(begin)
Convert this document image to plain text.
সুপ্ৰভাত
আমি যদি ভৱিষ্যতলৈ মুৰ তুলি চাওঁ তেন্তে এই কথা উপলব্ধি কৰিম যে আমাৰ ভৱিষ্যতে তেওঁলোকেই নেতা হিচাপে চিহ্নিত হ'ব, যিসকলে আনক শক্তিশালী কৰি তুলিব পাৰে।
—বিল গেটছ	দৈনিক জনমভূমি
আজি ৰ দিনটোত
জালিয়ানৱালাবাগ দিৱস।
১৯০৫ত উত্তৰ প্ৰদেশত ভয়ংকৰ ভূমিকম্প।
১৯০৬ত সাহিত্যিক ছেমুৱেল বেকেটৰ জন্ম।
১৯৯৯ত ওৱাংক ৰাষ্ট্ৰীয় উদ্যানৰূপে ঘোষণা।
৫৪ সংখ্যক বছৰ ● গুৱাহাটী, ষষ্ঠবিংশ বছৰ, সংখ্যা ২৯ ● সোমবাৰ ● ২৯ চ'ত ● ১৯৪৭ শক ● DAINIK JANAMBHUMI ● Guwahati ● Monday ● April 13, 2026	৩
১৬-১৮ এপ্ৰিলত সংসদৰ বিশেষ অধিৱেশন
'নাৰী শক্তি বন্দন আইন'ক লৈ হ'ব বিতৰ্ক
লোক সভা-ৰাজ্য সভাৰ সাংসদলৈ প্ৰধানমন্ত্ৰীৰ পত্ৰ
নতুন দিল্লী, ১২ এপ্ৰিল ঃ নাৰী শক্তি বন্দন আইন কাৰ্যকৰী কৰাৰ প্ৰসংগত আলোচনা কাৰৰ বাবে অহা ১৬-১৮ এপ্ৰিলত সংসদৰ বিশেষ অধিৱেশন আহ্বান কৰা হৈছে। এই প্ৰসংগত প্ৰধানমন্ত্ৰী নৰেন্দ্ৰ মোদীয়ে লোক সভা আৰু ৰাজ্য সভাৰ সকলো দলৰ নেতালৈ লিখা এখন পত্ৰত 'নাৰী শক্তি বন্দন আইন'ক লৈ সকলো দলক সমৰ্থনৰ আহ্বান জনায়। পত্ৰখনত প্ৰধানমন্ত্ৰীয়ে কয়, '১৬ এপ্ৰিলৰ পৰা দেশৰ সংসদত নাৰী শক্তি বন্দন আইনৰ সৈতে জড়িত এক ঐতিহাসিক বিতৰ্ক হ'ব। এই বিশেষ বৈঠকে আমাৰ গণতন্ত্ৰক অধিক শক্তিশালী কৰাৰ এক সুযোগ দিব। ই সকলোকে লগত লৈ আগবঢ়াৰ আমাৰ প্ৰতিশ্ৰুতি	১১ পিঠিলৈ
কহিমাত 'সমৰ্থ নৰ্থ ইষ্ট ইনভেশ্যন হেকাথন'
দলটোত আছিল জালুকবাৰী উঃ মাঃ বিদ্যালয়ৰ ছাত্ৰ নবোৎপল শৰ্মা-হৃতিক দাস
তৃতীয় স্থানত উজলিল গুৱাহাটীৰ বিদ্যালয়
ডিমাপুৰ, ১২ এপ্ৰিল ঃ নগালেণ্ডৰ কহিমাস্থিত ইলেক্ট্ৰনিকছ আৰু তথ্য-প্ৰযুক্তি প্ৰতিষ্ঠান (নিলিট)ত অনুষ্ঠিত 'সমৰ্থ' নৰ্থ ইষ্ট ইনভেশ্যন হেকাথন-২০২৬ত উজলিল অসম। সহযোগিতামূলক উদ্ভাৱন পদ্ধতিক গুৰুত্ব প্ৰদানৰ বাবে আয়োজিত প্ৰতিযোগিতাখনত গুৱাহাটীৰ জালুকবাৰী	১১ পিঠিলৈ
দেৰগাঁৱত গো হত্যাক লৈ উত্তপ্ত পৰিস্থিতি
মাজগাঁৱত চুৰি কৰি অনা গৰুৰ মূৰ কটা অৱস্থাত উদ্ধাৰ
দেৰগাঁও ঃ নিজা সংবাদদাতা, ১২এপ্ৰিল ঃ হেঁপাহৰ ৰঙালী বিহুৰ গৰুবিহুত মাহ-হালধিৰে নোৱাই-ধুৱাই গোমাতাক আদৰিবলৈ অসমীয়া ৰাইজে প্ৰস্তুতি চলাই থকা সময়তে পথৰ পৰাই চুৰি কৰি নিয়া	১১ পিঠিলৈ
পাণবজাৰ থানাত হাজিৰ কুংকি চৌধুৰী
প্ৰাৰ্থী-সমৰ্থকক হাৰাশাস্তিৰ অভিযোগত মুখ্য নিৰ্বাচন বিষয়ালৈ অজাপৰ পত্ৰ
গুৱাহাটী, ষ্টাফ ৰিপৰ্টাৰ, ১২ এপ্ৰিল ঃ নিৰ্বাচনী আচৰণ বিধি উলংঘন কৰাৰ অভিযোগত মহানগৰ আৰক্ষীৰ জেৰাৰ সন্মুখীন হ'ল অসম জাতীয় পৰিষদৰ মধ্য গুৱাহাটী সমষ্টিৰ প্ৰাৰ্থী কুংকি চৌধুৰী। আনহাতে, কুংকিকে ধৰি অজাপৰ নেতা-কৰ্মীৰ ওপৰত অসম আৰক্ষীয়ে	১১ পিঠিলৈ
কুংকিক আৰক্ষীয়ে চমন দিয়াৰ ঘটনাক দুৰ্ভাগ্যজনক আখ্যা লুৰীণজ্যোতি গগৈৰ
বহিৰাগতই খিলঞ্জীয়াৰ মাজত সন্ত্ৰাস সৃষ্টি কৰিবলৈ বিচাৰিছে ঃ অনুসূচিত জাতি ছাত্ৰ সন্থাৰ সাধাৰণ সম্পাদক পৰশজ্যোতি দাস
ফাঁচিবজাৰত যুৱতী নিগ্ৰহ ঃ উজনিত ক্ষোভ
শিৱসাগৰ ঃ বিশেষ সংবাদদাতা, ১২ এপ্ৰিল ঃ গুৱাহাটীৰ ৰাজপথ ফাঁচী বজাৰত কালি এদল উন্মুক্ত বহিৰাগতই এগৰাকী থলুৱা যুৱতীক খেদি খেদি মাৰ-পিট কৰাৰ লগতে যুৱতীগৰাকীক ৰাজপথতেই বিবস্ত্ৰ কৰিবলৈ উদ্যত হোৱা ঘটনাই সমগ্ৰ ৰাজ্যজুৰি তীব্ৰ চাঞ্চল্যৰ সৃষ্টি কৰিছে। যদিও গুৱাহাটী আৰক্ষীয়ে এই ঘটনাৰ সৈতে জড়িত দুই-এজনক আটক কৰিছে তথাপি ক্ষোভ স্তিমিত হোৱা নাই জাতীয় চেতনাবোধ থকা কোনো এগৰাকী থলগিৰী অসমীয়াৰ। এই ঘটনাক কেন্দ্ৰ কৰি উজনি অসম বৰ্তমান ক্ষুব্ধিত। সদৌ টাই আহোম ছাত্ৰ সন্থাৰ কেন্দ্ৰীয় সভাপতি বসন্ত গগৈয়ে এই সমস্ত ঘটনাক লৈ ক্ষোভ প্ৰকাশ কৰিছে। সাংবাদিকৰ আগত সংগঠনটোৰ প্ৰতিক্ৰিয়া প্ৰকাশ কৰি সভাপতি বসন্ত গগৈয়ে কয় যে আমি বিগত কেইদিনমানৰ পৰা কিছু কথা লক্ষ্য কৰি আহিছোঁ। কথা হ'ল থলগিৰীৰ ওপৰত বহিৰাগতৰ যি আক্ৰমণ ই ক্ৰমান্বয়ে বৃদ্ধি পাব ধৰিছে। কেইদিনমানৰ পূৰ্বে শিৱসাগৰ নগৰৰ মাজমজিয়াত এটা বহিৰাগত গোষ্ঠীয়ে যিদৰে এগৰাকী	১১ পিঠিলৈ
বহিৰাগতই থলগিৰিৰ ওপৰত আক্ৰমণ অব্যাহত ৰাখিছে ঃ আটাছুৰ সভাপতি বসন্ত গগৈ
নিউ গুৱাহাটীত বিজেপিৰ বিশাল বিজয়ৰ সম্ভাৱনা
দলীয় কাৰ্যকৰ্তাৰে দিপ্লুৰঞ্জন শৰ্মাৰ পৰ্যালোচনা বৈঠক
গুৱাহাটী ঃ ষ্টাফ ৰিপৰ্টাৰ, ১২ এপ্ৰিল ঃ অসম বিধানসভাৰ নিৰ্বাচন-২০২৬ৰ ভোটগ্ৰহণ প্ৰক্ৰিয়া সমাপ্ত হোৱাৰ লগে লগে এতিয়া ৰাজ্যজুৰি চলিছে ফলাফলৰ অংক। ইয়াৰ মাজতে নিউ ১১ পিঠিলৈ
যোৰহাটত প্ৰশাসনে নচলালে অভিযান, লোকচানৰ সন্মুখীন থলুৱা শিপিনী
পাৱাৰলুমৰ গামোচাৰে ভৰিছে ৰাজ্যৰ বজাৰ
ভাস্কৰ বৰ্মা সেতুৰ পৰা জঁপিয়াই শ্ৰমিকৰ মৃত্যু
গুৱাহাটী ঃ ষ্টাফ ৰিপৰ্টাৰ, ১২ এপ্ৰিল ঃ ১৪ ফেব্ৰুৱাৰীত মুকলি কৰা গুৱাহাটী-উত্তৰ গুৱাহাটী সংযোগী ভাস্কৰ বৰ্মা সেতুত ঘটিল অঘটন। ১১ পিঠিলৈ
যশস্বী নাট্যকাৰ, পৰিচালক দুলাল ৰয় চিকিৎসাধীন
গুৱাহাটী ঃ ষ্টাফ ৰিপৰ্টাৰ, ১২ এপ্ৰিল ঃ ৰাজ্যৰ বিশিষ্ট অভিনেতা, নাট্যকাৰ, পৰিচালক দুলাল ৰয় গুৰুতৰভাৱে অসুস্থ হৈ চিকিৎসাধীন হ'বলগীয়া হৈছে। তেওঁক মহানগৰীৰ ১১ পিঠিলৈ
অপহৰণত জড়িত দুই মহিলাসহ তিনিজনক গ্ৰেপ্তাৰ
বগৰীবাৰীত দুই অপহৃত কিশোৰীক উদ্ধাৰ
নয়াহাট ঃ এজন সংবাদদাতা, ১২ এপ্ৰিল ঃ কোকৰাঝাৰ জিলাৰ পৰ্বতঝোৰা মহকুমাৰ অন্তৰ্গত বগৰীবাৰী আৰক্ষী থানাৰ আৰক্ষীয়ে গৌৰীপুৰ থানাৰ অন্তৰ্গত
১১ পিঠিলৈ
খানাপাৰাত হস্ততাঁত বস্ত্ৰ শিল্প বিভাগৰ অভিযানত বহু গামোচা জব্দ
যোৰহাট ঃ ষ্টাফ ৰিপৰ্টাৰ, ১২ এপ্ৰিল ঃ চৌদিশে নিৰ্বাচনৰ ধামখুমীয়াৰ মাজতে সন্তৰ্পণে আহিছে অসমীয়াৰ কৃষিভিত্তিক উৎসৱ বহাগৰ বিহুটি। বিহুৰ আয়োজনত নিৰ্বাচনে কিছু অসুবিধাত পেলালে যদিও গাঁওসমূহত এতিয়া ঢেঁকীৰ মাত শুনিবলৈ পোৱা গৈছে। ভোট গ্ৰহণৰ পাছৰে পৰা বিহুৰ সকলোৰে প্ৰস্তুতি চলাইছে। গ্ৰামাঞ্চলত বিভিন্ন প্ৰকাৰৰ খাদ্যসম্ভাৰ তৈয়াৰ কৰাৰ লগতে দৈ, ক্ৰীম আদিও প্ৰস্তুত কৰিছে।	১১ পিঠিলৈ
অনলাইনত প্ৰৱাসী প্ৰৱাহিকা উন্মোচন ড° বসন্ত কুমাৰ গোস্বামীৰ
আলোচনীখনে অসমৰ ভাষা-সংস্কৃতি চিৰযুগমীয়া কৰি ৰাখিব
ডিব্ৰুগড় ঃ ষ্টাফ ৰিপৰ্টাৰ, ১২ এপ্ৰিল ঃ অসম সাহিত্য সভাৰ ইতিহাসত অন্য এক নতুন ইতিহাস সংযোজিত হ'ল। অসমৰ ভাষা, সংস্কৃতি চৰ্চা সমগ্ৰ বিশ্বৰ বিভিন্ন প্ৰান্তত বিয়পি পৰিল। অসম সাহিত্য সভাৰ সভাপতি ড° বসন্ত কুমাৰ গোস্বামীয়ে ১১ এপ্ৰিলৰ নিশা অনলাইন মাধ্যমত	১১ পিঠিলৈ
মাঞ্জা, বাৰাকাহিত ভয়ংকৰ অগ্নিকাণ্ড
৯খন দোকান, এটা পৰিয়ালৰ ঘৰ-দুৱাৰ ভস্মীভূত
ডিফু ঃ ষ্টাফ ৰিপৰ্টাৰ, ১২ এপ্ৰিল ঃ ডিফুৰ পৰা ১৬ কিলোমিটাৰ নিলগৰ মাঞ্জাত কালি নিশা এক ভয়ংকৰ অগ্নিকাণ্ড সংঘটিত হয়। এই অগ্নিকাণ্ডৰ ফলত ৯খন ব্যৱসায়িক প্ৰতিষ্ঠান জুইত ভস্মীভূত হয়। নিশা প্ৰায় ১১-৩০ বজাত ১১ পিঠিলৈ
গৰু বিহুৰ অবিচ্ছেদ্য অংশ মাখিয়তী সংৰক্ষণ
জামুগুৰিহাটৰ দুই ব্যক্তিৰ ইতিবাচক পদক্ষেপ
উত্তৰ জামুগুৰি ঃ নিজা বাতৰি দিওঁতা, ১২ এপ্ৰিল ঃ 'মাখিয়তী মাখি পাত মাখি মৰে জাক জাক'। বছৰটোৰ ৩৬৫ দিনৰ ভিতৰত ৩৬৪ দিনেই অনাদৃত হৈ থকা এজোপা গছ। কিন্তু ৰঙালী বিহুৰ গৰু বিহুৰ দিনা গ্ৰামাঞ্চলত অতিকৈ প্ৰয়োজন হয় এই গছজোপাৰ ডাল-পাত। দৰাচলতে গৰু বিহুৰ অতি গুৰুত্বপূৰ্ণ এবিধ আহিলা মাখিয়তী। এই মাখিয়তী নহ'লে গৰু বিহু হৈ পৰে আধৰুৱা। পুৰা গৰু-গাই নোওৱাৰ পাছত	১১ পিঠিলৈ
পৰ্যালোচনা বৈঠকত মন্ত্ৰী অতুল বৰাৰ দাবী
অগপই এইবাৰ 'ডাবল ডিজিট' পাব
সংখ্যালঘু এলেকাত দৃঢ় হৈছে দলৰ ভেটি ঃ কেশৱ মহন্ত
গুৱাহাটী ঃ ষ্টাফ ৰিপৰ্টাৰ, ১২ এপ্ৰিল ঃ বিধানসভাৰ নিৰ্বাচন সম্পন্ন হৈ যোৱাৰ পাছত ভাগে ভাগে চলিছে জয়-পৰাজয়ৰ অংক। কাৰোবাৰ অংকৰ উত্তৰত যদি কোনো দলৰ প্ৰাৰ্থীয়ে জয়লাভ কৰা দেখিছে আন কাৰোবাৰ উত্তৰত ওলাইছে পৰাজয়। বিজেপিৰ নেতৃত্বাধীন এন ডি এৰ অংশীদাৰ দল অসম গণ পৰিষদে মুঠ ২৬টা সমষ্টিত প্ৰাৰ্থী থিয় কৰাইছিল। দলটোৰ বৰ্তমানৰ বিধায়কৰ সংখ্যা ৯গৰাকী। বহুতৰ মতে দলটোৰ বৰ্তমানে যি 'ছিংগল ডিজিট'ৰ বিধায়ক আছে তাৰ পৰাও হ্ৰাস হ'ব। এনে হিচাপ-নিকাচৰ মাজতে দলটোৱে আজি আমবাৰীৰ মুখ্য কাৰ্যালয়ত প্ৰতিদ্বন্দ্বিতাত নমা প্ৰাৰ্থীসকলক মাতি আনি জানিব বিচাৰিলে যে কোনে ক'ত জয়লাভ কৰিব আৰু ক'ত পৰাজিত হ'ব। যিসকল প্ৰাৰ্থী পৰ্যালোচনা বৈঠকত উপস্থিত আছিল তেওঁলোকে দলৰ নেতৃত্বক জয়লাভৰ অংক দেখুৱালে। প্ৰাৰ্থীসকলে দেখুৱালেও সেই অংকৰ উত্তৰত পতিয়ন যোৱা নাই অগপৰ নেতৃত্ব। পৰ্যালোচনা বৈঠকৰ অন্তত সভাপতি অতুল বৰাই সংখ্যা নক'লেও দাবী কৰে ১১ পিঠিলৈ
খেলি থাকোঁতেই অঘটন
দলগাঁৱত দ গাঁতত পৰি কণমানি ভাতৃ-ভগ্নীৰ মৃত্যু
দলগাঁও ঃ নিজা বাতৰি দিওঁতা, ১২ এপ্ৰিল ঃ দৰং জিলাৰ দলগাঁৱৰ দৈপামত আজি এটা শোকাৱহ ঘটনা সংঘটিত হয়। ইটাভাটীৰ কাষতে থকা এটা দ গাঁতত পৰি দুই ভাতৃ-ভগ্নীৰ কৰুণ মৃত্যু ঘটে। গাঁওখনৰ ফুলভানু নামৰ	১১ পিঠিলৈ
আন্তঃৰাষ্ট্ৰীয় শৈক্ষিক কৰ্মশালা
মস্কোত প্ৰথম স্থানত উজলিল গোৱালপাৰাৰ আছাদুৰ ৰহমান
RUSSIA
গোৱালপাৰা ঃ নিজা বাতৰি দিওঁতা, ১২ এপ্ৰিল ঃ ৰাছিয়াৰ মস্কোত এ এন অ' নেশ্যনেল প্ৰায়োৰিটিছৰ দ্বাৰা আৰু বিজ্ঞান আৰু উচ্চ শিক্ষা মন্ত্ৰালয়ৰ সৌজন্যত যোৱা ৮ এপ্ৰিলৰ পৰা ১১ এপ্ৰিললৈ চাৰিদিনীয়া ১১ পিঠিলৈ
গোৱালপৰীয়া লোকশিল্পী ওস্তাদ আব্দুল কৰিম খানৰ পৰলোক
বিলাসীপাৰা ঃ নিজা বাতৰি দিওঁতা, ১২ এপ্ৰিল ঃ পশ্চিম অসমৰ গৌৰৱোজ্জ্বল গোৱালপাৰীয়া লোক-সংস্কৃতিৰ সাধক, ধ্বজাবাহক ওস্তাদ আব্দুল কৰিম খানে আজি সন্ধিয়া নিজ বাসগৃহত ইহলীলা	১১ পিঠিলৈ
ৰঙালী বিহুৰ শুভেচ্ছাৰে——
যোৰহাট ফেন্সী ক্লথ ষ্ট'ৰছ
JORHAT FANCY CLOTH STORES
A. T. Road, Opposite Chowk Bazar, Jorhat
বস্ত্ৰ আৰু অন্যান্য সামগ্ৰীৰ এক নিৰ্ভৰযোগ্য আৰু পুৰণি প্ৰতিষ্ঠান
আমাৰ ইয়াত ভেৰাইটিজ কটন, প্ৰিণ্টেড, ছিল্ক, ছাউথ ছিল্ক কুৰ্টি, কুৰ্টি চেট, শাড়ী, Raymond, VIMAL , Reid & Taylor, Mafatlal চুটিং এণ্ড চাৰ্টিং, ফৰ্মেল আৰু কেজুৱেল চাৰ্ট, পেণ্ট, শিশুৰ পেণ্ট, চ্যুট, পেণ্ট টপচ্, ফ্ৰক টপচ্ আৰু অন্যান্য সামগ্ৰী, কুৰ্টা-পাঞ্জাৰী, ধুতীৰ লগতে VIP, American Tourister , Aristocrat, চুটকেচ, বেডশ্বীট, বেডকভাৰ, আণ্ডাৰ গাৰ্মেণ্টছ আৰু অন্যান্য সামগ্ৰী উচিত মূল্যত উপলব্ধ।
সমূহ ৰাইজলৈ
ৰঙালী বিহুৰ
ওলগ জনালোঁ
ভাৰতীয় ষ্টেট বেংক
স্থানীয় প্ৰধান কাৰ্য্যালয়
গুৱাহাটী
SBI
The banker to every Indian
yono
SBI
(end)
• Task prompt: From the listing above, copy out each line where the word "অঘটন" appears.

• Written response:
গুৱাহাটী ঃ ষ্টাফ ৰিপৰ্টাৰ, ১২ এপ্ৰিল ঃ ১৪ ফেব্ৰুৱাৰীত মুকলি কৰা গুৱাহাটী-উত্তৰ গুৱাহাটী সংযোগী ভাস্কৰ বৰ্মা সেতুত ঘটিল অঘটন। ১১ পিঠিলৈ
খেলি থাকোঁতেই অঘটন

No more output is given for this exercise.